Exercise: From the entries, filter out every line that lacks "verified" and copy the rest.

==== Provided information

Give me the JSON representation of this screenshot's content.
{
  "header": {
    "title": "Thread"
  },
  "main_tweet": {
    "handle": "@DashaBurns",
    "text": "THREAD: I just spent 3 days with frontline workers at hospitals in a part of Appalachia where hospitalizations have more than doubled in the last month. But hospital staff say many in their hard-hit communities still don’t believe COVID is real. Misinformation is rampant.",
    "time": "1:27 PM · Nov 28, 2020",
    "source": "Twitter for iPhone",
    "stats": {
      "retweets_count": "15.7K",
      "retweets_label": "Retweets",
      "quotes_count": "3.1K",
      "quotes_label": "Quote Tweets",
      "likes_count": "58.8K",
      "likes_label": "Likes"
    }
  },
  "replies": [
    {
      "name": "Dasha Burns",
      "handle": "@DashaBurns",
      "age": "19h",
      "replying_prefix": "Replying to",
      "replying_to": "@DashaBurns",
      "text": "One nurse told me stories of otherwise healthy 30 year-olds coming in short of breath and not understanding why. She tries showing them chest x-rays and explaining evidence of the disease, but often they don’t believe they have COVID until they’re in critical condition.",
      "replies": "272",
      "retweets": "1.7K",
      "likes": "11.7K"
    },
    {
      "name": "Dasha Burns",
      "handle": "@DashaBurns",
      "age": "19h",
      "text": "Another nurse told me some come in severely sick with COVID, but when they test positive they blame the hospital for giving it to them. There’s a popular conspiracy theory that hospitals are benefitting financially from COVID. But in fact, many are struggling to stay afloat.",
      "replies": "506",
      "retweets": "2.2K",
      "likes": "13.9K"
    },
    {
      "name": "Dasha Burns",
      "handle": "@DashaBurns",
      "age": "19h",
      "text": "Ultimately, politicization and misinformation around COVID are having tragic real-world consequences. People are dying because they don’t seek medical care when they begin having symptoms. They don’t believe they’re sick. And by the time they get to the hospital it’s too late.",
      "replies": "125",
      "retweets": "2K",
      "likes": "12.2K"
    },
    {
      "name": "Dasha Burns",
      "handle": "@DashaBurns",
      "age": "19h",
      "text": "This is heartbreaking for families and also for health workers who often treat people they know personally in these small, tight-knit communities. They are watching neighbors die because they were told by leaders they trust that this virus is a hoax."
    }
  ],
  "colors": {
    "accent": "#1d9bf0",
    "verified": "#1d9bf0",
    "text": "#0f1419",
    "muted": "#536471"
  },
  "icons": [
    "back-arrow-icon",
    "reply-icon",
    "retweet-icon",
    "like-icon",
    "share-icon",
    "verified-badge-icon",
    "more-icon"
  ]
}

========

Task solution:
    "verified": "#1d9bf0",
    "verified-badge-icon",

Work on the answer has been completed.